** START **

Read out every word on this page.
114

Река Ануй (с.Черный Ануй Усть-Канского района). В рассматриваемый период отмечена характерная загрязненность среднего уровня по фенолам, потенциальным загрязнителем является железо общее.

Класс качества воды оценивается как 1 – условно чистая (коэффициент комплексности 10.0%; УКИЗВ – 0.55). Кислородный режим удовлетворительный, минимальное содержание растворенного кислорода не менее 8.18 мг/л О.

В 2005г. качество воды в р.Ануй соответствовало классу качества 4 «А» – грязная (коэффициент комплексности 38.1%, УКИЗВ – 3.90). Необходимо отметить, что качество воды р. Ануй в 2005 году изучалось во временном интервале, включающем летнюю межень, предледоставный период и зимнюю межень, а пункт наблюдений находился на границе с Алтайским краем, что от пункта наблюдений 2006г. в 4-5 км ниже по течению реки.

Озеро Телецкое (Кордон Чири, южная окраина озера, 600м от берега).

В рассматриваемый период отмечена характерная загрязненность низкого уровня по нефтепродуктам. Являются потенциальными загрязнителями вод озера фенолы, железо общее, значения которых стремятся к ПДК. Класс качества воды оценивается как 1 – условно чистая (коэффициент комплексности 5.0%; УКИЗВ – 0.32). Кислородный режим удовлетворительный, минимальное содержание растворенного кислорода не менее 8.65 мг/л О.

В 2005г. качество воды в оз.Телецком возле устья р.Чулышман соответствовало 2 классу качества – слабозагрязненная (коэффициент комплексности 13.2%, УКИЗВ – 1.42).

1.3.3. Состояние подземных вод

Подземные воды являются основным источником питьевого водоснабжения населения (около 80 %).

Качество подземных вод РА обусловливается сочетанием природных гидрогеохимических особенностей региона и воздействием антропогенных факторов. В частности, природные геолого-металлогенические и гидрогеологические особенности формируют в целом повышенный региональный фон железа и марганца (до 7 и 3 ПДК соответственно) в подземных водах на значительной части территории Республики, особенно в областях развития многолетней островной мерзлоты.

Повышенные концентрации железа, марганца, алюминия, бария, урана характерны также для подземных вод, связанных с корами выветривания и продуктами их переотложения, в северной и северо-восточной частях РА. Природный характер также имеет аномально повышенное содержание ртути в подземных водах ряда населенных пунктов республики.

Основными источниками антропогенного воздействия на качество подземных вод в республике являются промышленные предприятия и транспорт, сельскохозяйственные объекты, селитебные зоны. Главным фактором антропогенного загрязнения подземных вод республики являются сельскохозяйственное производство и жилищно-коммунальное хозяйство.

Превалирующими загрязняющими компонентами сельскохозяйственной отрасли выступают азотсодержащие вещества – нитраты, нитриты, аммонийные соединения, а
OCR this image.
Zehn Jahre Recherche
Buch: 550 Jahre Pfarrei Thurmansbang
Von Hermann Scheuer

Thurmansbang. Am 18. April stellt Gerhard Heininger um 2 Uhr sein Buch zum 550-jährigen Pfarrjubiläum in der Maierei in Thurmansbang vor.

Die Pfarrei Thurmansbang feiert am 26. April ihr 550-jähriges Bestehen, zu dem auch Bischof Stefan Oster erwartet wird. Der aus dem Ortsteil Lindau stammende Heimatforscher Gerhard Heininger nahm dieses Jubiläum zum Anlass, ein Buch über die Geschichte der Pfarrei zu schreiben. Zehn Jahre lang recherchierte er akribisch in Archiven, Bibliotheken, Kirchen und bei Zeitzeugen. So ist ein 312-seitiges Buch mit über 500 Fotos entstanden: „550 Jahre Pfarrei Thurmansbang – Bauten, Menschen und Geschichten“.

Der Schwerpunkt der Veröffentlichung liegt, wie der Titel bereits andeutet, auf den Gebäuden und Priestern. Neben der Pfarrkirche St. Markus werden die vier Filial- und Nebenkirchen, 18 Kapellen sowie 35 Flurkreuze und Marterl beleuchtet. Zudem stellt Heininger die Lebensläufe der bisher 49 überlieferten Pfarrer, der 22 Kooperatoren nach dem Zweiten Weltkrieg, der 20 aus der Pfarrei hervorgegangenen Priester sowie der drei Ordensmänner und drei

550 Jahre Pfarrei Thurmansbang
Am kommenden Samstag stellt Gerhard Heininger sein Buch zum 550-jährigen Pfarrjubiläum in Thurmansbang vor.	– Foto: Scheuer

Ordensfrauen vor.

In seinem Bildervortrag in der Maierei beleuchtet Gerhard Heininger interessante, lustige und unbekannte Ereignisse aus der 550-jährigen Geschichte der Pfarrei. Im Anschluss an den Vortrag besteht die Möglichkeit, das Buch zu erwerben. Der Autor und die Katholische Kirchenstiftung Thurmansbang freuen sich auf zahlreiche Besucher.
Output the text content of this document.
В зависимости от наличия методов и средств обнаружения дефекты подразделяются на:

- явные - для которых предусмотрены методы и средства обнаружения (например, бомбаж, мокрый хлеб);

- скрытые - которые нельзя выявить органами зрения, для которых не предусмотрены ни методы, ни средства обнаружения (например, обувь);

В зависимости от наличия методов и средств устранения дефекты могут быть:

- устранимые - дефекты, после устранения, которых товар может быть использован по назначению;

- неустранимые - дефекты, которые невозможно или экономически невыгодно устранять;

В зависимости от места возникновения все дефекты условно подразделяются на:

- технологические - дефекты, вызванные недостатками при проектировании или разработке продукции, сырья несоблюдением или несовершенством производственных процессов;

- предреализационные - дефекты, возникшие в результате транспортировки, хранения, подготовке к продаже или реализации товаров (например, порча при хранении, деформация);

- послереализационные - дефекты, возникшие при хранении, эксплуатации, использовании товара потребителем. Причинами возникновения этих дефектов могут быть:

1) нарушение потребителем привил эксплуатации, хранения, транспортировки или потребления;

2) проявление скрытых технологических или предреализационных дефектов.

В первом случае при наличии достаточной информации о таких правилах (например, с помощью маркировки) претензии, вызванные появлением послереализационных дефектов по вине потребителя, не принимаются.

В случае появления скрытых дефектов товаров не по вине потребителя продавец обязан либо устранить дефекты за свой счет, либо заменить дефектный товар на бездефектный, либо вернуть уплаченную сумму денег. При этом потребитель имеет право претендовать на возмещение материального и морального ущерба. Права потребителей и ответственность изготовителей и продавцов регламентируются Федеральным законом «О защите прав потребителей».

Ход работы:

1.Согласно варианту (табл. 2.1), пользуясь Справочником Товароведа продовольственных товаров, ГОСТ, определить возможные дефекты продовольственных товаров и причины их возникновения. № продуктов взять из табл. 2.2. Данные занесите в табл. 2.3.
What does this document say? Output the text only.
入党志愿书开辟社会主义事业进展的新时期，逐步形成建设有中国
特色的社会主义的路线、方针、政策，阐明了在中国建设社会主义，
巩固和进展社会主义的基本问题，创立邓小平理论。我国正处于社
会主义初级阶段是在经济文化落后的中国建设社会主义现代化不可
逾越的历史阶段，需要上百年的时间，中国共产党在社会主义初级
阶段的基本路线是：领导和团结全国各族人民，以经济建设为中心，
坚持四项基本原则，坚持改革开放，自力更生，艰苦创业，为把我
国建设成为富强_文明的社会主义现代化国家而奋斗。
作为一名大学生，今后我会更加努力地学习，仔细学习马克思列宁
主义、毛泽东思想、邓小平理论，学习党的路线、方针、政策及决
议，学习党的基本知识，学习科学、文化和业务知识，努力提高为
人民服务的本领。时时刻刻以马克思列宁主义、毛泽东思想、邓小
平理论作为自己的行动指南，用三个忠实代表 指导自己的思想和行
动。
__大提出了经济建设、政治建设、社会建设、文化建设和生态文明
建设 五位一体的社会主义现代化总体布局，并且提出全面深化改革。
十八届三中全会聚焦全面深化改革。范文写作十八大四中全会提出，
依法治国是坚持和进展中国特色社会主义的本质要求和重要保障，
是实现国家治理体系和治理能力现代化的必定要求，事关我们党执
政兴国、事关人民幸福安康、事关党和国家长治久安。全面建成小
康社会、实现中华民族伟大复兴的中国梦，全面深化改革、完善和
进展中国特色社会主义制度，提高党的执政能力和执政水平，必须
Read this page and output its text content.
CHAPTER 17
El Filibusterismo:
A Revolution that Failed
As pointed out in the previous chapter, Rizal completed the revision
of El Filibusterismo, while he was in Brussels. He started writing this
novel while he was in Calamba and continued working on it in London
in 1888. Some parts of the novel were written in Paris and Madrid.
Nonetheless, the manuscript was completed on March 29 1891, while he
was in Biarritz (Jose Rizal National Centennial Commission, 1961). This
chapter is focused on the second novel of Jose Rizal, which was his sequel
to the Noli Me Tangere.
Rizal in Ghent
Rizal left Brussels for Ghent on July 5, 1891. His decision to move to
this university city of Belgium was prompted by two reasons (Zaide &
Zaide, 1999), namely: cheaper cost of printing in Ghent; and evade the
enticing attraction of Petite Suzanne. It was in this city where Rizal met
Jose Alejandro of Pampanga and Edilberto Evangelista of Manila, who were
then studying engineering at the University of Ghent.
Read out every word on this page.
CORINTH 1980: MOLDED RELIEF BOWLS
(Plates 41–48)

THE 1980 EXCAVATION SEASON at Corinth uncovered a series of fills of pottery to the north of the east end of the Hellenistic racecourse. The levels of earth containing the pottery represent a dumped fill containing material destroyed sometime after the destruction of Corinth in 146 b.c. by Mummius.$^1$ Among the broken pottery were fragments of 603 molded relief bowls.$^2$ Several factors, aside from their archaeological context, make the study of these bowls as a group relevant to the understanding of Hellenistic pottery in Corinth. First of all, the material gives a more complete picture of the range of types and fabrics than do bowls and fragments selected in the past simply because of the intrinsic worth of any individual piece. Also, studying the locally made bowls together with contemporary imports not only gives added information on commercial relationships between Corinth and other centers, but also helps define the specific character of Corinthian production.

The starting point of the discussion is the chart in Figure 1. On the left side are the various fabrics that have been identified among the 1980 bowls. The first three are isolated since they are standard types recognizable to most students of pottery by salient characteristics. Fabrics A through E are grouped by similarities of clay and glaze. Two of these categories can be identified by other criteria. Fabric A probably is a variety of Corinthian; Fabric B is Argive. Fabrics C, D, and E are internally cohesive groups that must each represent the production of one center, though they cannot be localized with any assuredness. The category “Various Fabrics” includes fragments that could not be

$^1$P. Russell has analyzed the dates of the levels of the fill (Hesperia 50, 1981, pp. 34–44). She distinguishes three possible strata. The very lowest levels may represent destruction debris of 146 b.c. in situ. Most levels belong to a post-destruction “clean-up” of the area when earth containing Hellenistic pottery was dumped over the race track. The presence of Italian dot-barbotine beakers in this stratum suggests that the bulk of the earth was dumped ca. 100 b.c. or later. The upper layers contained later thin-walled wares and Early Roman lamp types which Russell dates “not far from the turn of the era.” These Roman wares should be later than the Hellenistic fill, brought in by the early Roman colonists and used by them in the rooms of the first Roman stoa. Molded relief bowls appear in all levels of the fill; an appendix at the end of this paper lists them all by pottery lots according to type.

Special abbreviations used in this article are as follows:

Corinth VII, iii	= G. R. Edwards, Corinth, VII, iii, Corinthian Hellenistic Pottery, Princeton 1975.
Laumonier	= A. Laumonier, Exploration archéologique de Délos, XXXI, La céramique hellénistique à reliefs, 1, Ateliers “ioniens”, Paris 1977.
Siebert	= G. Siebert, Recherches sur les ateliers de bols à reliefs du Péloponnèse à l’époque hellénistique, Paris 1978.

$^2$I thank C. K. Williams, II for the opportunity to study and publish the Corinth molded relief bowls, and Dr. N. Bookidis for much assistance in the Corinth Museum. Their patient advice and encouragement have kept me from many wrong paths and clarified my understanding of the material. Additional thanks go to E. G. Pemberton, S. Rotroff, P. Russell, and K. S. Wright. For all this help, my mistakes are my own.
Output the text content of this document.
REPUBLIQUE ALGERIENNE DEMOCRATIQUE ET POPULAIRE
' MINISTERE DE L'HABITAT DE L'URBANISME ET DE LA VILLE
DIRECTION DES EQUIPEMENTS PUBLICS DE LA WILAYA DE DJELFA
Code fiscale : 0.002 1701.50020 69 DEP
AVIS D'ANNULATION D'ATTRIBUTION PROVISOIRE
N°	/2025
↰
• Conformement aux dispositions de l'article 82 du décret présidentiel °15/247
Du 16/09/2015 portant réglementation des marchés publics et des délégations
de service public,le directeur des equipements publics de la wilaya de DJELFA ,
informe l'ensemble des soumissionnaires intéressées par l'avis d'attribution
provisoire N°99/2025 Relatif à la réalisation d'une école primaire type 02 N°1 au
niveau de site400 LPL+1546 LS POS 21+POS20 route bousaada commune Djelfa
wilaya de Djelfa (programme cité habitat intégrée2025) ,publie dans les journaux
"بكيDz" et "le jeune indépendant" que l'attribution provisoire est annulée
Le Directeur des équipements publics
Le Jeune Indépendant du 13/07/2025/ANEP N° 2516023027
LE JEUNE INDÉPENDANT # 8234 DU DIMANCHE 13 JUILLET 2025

** END **

● **OBJECTIVE**
Lines containing the string "потребителя" are to be selected and copied.

● **RESULT OF THE EXERCISE**
В первом случае при наличии достаточной информации о таких правилах (например, с помощью маркировки) претензии, вызванные появлением послереализационных дефектов по вине потребителя, не принимаются.
В случае появления скрытых дефектов товаров не по вине потребителя продавец обязан либо устранить дефекты за свой счет, либо заменить дефектный товар на бездефектный, либо вернуть уплаченную сумму денег. При этом потребитель имеет право претендовать на возмещение материального и морального ущерба. Права потребителей и ответственность изготовителей и продавцов регламентируются Федеральным законом «О защите прав потребителей».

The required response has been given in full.